Exercise brief:
Drop all images and give the records again exactly.
___
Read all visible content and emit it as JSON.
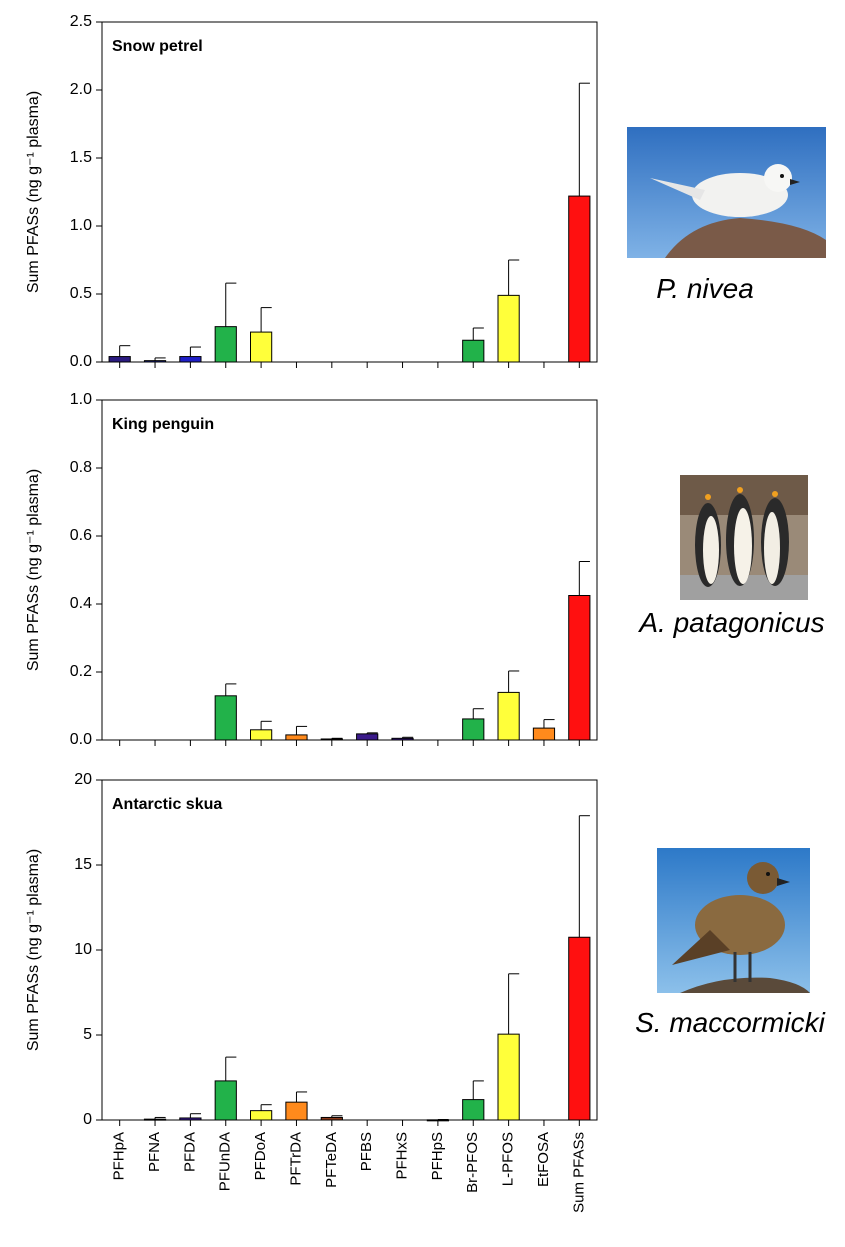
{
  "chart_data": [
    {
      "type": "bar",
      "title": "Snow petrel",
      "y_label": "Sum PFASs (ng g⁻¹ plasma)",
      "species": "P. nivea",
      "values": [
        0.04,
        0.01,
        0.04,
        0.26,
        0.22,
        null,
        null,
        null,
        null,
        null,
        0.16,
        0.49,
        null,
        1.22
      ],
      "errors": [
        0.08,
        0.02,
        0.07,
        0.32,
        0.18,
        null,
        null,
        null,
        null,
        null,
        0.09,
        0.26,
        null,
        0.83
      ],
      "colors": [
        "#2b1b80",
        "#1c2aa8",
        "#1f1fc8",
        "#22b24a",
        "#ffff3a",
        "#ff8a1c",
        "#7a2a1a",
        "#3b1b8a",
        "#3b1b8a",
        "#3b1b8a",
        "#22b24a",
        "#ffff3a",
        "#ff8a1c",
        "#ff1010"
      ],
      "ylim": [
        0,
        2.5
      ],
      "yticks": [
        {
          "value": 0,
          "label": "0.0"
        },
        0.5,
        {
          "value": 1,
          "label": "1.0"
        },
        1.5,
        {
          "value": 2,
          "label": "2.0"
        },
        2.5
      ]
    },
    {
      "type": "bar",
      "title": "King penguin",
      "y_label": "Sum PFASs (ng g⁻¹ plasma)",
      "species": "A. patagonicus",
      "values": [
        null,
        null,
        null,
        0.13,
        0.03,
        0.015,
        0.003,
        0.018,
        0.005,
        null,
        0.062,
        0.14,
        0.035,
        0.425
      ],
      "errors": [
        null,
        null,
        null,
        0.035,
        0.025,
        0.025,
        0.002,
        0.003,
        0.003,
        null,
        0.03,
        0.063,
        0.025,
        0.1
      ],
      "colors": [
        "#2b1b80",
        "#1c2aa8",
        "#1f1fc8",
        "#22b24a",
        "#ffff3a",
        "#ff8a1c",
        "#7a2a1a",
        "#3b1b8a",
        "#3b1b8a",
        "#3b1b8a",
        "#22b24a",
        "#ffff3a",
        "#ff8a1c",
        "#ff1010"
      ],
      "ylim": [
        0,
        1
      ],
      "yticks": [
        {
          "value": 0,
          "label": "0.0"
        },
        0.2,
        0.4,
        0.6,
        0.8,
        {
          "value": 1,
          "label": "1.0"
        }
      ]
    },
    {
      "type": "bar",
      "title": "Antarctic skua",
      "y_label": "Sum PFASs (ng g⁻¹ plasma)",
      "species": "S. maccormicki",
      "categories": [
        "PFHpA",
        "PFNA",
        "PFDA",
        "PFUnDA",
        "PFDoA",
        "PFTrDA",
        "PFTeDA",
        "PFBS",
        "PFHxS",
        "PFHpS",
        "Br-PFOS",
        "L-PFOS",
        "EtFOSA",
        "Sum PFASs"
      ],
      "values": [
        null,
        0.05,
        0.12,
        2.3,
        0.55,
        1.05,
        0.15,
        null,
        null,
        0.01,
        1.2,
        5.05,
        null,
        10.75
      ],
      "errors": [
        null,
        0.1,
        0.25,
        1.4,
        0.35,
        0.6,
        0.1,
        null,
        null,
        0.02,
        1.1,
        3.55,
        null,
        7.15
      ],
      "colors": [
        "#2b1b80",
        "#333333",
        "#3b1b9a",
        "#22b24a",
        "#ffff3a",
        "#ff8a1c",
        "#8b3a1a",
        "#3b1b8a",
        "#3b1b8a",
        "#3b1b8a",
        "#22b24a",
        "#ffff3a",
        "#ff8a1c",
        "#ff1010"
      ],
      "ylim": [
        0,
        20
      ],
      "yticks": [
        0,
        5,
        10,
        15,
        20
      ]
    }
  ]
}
___
Completed task:
Read all visible content and emit it as JSON.
{
  "chart_data": [
    {
      "type": "bar",
      "title": "Snow petrel",
      "y_label": "Sum PFASs (ng g⁻¹ plasma)",
      "species": "P. nivea",
      "values": [
        0.04,
        0.01,
        0.04,
        0.26,
        0.22,
        null,
        null,
        null,
        null,
        null,
        0.16,
        0.49,
        null,
        1.22
      ],
      "errors": [
        0.08,
        0.02,
        0.07,
        0.32,
        0.18,
        null,
        null,
        null,
        null,
        null,
        0.09,
        0.26,
        null,
        0.83
      ],
      "colors": [
        "#2b1b80",
        "#1c2aa8",
        "#1f1fc8",
        "#22b24a",
        "#ffff3a",
        "#ff8a1c",
        "#7a2a1a",
        "#3b1b8a",
        "#3b1b8a",
        "#3b1b8a",
        "#22b24a",
        "#ffff3a",
        "#ff8a1c",
        "#ff1010"
      ],
      "ylim": [
        0,
        2.5
      ],
      "yticks": [
        {
          "value": 0,
          "label": "0.0"
        },
        0.5,
        {
          "value": 1,
          "label": "1.0"
        },
        1.5,
        {
          "value": 2,
          "label": "2.0"
        },
        2.5
      ]
    },
    {
      "type": "bar",
      "title": "King penguin",
      "y_label": "Sum PFASs (ng g⁻¹ plasma)",
      "species": "A. patagonicus",
      "values": [
        null,
        null,
        null,
        0.13,
        0.03,
        0.015,
        0.003,
        0.018,
        0.005,
        null,
        0.062,
        0.14,
        0.035,
        0.425
      ],
      "errors": [
        null,
        null,
        null,
        0.035,
        0.025,
        0.025,
        0.002,
        0.003,
        0.003,
        null,
        0.03,
        0.063,
        0.025,
        0.1
      ],
      "colors": [
        "#2b1b80",
        "#1c2aa8",
        "#1f1fc8",
        "#22b24a",
        "#ffff3a",
        "#ff8a1c",
        "#7a2a1a",
        "#3b1b8a",
        "#3b1b8a",
        "#3b1b8a",
        "#22b24a",
        "#ffff3a",
        "#ff8a1c",
        "#ff1010"
      ],
      "ylim": [
        0,
        1
      ],
      "yticks": [
        {
          "value": 0,
          "label": "0.0"
        },
        0.2,
        0.4,
        0.6,
        0.8,
        {
          "value": 1,
          "label": "1.0"
        }
      ]
    },
    {
      "type": "bar",
      "title": "Antarctic skua",
      "y_label": "Sum PFASs (ng g⁻¹ plasma)",
      "species": "S. maccormicki",
      "categories": [
        "PFHpA",
        "PFNA",
        "PFDA",
        "PFUnDA",
        "PFDoA",
        "PFTrDA",
        "PFTeDA",
        "PFBS",
        "PFHxS",
        "PFHpS",
        "Br-PFOS",
        "L-PFOS",
        "EtFOSA",
        "Sum PFASs"
      ],
      "values": [
        null,
        0.05,
        0.12,
        2.3,
        0.55,
        1.05,
        0.15,
        null,
        null,
        0.01,
        1.2,
        5.05,
        null,
        10.75
      ],
      "errors": [
        null,
        0.1,
        0.25,
        1.4,
        0.35,
        0.6,
        0.1,
        null,
        null,
        0.02,
        1.1,
        3.55,
        null,
        7.15
      ],
      "colors": [
        "#2b1b80",
        "#333333",
        "#3b1b9a",
        "#22b24a",
        "#ffff3a",
        "#ff8a1c",
        "#8b3a1a",
        "#3b1b8a",
        "#3b1b8a",
        "#3b1b8a",
        "#22b24a",
        "#ffff3a",
        "#ff8a1c",
        "#ff1010"
      ],
      "ylim": [
        0,
        20
      ],
      "yticks": [
        0,
        5,
        10,
        15,
        20
      ]
    }
  ]
}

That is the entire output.